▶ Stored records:
--- START ---

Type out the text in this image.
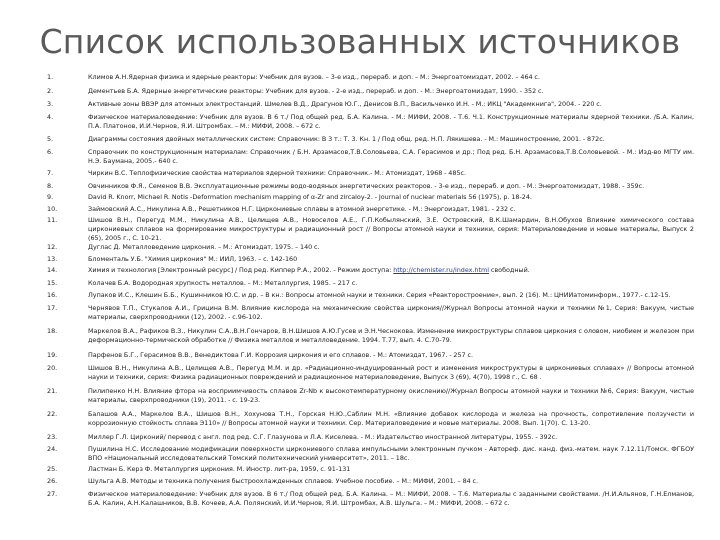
Список использованных источников
1.	Климов А.Н.Ядерная физика и ядерные реакторы: Учебник для вузов. – 3-е изд., перераб. и доп. – М.: Энергоатомиздат, 2002. – 464 с.
2.	Дементьев Б.А. Ядерные энергетические реакторы: Учебник для вузов. - 2-е изд., перераб. и доп. - М.: Энергоатомиздат, 1990. - 352 с.
3.	Активные зоны ВВЭР для атомных электростанций. Шмелев В.Д., Драгунов Ю.Г., Денисов В.П., Васильченко И.Н. - М.: ИКЦ "Академкнига", 2004. - 220 с.
4.	Физическое материаловедение: Учебник для вузов. В 6 т./ Под общей ред. Б.А. Калина. - М.: МИФИ, 2008. - Т.6. Ч.1. Конструкционные материалы ядерной техники. /Б.А. Калин, П.А. Платонов, И.И.Чернов, Я.И. Штромбах. – М.: МИФИ, 2008. – 672 с.
5.	Диаграммы состояния двойных металлических систем: Справочник: В 3 т.: Т. 3. Кн. 1 / Под общ. ред. Н.П. Лякишева. - М.: Машиностроение, 2001. - 872с.
6.	Справочник по конструкционным материалам: Справочник / Б.Н. Арзамасов,Т.В.Соловьева, С.А. Герасимов и др.; Под ред. Б.Н. Арзамасова,Т.В.Соловьевой. - М.: Изд-во МГТУ им. Н.Э. Баумана, 2005.- 640 с.
7.	Чиркин В.С. Теплофизические свойства материалов ядерной техники: Справочник.- М.: Атомиздат, 1968 - 485с.
8.	Овчинников Ф.Я., Семенов В.В. Эксплуатационные режимы водо-водяных энергетических реакторов. - 3-е изд., перераб. и доп. - М.: Энергоатомиздат, 1988. - 359с.
9.	David R. Knorr, Michael R. Notis -Deformation mechanism mapping of α-Zr and zircaloy-2. - Journal of nuclear materials 56 (1975), p. 18-24.
10.	Займовский А.С., Никулина А.В., Решетников Н.Г. Циркониевые сплавы в атомной энергетике. - М.: Энергоиздат, 1981. - 232 с.
11.	Шишов В.Н., Перегуд М.М., Никулина А.В., Целищев А.В., Новоселов А.Е., Г.П.Кобылянский, З.Е. Островский, В.К.Шамардин, В.Н.Обухов Влияние химического состава циркониевых сплавов на формирование микроструктуры и радиационный рост // Вопросы атомной науки и техники, серия: Материаловедение и новые материалы, Выпуск 2 (65), 2005 г., С. 10-21.
12.	Дуглас Д. Металловедение циркония. – М.: Атомиздат, 1975. – 140 с.
13.	Бломенталь У.Б. "Химия циркония" М.: ИИЛ, 1963. – с. 142-160
14.	Химия и технология [Электронный ресурс] / Под ред. Киппер Р.А., 2002. - Режим доступа: http://chemister.ru/index.html свободный.
15.	Колачев Б.А. Водородная хрупкость металлов. – М.: Металлургия, 1985. – 217 с.
16.	Лупаков И.С., Клешин Б.Б., Кушинников Ю.С. и др. – В кн.: Вопросы атомной науки и техники. Серия «Реакторостроение», вып. 2 (16). М.: ЦНИИатоминформ., 1977.- с.12-15.
17.	Чернявов Т.П., Стукалов А.И., Грицина В.М. Влияние кислорода на механические свойства циркония//Журнал Вопросы атомной науки и техники №1, Серия: Вакуум, чистые материалы, сверхпроводники (12), 2002. - с.96-102.
18.	Маркелов В.А., Рафиков В.З., Никулин С.А.,В.Н.Гончаров, В.Н.Шишов А.Ю.Гусев и Э.Н.Чеснокова. Изменение микроструктуры сплавов циркония с оловом, ниобием и железом при деформационно-термической обработке // Физика металлов и металловедение. 1994. Т.77, вып. 4. С.70-79.
19.	Парфенов Б.Г., Герасимов В.В., Венедиктова Г.И. Коррозия циркония и его сплавов. - М.: Атомиздат, 1967. - 257 с.
20.	Шишов В.Н., Никулина А.В., Целищев А.В., Перегуд М.М. и др. «Радиационно-индуцированный рост и изменения микроструктуры в циркониевых сплавах» // Вопросы атомной науки и техники, серия: Физика радиационных повреждений и радиационное материаловедение, Выпуск 3 (69), 4(70), 1998 г., С. 68 .
21.	Пилипенко Н.Н. Влияние фтора на восприимчивость сплавов Zr-Nb к высокотемпературному окислению//Журнал Вопросы атомной науки и техники №6, Серия: Вакуум, чистые материалы, сверхпроводники (19), 2011. - с. 19-23.
22.	Балашов А.А., Маркелов В.А., Шишов В.Н., Хохунова Т.Н., Горская Н.Ю.,Саблин М.Н. «Влияние добавок кислорода и железа на прочность, сопротивление ползучести и коррозионную стойкость сплава Э110» // Вопросы атомной науки и техники. Сер. Материаловедение и новые материалы. 2008. Вып. 1(70). С. 13-20.
23.	Миллер Г.Л. Цирконий/ перевод с англ. под ред. С.Г. Глазунова и Л.А. Киселева. - М.: Издательство иностранной литературы, 1955. - 392с.
24.	Пушилина Н.С. Исследование модификации поверхности циркониевого сплава импульсными электронным пучком - Автореф. дис. канд. физ.-матем. наук 7.12.11/Томск. ФГБОУ ВПО «Национальный исследовательский Томский политехнический университет», 2011. – 18с.
25.	Ластман Б. Керз Ф. Металлургия циркония. М. Иностр. лит-ра, 1959, с. 91-131
26.	Шульга А.В. Методы и техника получения быстроохлажденных сплавов. Учебное пособие. – М.: МИФИ, 2001. – 84 с.
27.	Физическое материаловедение: Учебник для вузов. В 6 т./ Под общей ред. Б.А. Калина. – М.: МИФИ, 2008. – Т.6. Материалы с заданными свойствами. /Н.И.Альянов, Г.Н.Елманов, Б.А. Калин, А.Н.Калашников, В.В. Кочеев, А.А. Полянский, И.И.Чернов, Я.И. Штромбах, А.В. Шульга. – М.: МИФИ, 2008. – 672 с.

--- END ---

▶ Task requirements: Extract every line above that contains the word "Влияние".

▶ Task answer:
11.	Шишов В.Н., Перегуд М.М., Никулина А.В., Целищев А.В., Новоселов А.Е., Г.П.Кобылянский, З.Е. Островский, В.К.Шамардин, В.Н.Обухов Влияние химического состава циркониевых сплавов на формирование микроструктуры и радиационный рост // Вопросы атомной науки и техники, серия: Материаловедение и новые материалы, Выпуск 2 (65), 2005 г., С. 10-21.
17.	Чернявов Т.П., Стукалов А.И., Грицина В.М. Влияние кислорода на механические свойства циркония//Журнал Вопросы атомной науки и техники №1, Серия: Вакуум, чистые материалы, сверхпроводники (12), 2002. - с.96-102.
21.	Пилипенко Н.Н. Влияние фтора на восприимчивость сплавов Zr-Nb к высокотемпературному окислению//Журнал Вопросы атомной науки и техники №6, Серия: Вакуум, чистые материалы, сверхпроводники (19), 2011. - с. 19-23.
22.	Балашов А.А., Маркелов В.А., Шишов В.Н., Хохунова Т.Н., Горская Н.Ю.,Саблин М.Н. «Влияние добавок кислорода и железа на прочность, сопротивление ползучести и коррозионную стойкость сплава Э110» // Вопросы атомной науки и техники. Сер. Материаловедение и новые материалы. 2008. Вып. 1(70). С. 13-20.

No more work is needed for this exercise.